(Given information):

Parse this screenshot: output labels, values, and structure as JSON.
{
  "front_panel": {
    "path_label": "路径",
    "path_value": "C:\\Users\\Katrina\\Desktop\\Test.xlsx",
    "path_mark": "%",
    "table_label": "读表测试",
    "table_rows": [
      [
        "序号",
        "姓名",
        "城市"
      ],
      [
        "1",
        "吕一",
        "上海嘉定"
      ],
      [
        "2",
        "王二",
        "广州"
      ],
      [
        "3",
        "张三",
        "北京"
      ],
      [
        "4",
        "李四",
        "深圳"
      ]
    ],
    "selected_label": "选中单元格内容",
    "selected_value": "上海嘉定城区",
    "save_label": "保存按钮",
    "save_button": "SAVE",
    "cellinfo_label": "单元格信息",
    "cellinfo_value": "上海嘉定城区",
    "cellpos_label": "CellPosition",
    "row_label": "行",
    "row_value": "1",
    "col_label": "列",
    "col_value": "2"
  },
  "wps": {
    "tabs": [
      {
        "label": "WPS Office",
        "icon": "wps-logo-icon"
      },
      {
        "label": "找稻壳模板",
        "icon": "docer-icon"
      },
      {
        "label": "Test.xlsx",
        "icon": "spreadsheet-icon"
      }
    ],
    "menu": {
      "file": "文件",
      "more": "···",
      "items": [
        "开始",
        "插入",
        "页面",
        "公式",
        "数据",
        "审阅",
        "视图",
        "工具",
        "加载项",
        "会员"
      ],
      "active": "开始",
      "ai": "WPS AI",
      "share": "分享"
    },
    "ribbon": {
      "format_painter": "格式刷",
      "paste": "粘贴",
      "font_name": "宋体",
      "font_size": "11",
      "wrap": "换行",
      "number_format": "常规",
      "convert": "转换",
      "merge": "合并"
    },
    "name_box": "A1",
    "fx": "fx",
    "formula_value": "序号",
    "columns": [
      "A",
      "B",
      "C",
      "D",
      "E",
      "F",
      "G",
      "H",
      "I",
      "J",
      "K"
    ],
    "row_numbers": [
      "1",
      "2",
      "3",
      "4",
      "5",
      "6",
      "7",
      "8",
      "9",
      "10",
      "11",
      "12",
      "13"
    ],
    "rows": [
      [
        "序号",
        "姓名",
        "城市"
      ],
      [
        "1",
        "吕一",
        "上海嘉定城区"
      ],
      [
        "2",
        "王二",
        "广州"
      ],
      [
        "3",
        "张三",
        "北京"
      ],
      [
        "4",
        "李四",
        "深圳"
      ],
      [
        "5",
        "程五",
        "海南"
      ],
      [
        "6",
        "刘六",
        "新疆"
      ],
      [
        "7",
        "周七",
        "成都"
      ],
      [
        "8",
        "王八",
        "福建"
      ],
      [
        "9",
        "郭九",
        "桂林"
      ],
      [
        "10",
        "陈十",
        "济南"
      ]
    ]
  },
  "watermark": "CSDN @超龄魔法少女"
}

(What is expected): Which lines of the data include "上海嘉定城区"? Copy each of them.

(Exercise answer):
    "selected_value": "上海嘉定城区",
    "cellinfo_value": "上海嘉定城区",
        "上海嘉定城区"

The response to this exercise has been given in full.